[begin RECORD EXCERPTS]

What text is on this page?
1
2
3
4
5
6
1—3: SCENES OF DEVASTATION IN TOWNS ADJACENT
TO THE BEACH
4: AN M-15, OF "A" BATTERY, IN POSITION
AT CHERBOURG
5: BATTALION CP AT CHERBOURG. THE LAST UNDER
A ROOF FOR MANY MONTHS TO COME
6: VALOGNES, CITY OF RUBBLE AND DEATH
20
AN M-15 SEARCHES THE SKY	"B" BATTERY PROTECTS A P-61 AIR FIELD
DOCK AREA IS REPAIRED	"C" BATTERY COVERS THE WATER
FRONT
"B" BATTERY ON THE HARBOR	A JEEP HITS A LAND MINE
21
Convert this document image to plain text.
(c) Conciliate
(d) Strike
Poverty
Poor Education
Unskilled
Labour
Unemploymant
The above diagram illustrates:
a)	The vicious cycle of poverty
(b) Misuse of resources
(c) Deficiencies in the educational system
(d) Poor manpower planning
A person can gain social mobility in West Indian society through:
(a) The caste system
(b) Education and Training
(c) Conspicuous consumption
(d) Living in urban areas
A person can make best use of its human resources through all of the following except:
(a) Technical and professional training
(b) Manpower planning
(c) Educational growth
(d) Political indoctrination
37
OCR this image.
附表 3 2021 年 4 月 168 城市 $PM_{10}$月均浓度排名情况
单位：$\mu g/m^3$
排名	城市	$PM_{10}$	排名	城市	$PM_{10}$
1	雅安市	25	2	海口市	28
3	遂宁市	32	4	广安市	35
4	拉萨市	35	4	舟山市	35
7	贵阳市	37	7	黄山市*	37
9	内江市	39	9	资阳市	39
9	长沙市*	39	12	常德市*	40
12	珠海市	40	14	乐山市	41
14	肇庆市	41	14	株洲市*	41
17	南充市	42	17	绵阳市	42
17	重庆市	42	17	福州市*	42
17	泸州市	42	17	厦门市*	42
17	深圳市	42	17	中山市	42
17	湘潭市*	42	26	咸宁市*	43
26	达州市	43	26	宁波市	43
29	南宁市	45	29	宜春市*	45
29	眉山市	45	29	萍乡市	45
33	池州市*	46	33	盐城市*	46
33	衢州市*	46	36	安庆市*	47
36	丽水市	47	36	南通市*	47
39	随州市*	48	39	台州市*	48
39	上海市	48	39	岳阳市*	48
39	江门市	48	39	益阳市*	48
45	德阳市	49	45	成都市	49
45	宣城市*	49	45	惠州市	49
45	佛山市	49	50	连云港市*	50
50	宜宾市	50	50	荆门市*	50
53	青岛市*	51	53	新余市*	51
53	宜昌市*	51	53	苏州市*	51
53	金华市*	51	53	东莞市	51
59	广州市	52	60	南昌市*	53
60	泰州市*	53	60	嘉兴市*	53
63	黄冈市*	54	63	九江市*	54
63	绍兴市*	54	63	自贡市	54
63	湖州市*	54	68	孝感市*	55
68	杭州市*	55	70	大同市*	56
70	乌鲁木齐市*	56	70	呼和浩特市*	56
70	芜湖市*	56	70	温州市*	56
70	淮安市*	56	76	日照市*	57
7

[end RECORD EXCERPTS]

* _WHAT IS ASKED_
Write every record out again, unaltered.

* _ANSWER FOR THIS EXERCISE_
What text is on this page?
1
2
3
4
5
6
1—3: SCENES OF DEVASTATION IN TOWNS ADJACENT
TO THE BEACH
4: AN M-15, OF "A" BATTERY, IN POSITION
AT CHERBOURG
5: BATTALION CP AT CHERBOURG. THE LAST UNDER
A ROOF FOR MANY MONTHS TO COME
6: VALOGNES, CITY OF RUBBLE AND DEATH
20
AN M-15 SEARCHES THE SKY	"B" BATTERY PROTECTS A P-61 AIR FIELD
DOCK AREA IS REPAIRED	"C" BATTERY COVERS THE WATER
FRONT
"B" BATTERY ON THE HARBOR	A JEEP HITS A LAND MINE
21
Convert this document image to plain text.
(c) Conciliate
(d) Strike
Poverty
Poor Education
Unskilled
Labour
Unemploymant
The above diagram illustrates:
a)	The vicious cycle of poverty
(b) Misuse of resources
(c) Deficiencies in the educational system
(d) Poor manpower planning
A person can gain social mobility in West Indian society through:
(a) The caste system
(b) Education and Training
(c) Conspicuous consumption
(d) Living in urban areas
A person can make best use of its human resources through all of the following except:
(a) Technical and professional training
(b) Manpower planning
(c) Educational growth
(d) Political indoctrination
37
OCR this image.
附表 3 2021 年 4 月 168 城市 $PM_{10}$月均浓度排名情况
单位：$\mu g/m^3$
排名	城市	$PM_{10}$	排名	城市	$PM_{10}$
1	雅安市	25	2	海口市	28
3	遂宁市	32	4	广安市	35
4	拉萨市	35	4	舟山市	35
7	贵阳市	37	7	黄山市*	37
9	内江市	39	9	资阳市	39
9	长沙市*	39	12	常德市*	40
12	珠海市	40	14	乐山市	41
14	肇庆市	41	14	株洲市*	41
17	南充市	42	17	绵阳市	42
17	重庆市	42	17	福州市*	42
17	泸州市	42	17	厦门市*	42
17	深圳市	42	17	中山市	42
17	湘潭市*	42	26	咸宁市*	43
26	达州市	43	26	宁波市	43
29	南宁市	45	29	宜春市*	45
29	眉山市	45	29	萍乡市	45
33	池州市*	46	33	盐城市*	46
33	衢州市*	46	36	安庆市*	47
36	丽水市	47	36	南通市*	47
39	随州市*	48	39	台州市*	48
39	上海市	48	39	岳阳市*	48
39	江门市	48	39	益阳市*	48
45	德阳市	49	45	成都市	49
45	宣城市*	49	45	惠州市	49
45	佛山市	49	50	连云港市*	50
50	宜宾市	50	50	荆门市*	50
53	青岛市*	51	53	新余市*	51
53	宜昌市*	51	53	苏州市*	51
53	金华市*	51	53	东莞市	51
59	广州市	52	60	南昌市*	53
60	泰州市*	53	60	嘉兴市*	53
63	黄冈市*	54	63	九江市*	54
63	绍兴市*	54	63	自贡市	54
63	湖州市*	54	68	孝感市*	55
68	杭州市*	55	70	大同市*	56
70	乌鲁木齐市*	56	70	呼和浩特市*	56
70	芜湖市*	56	70	温州市*	56
70	淮安市*	56	76	日照市*	57
7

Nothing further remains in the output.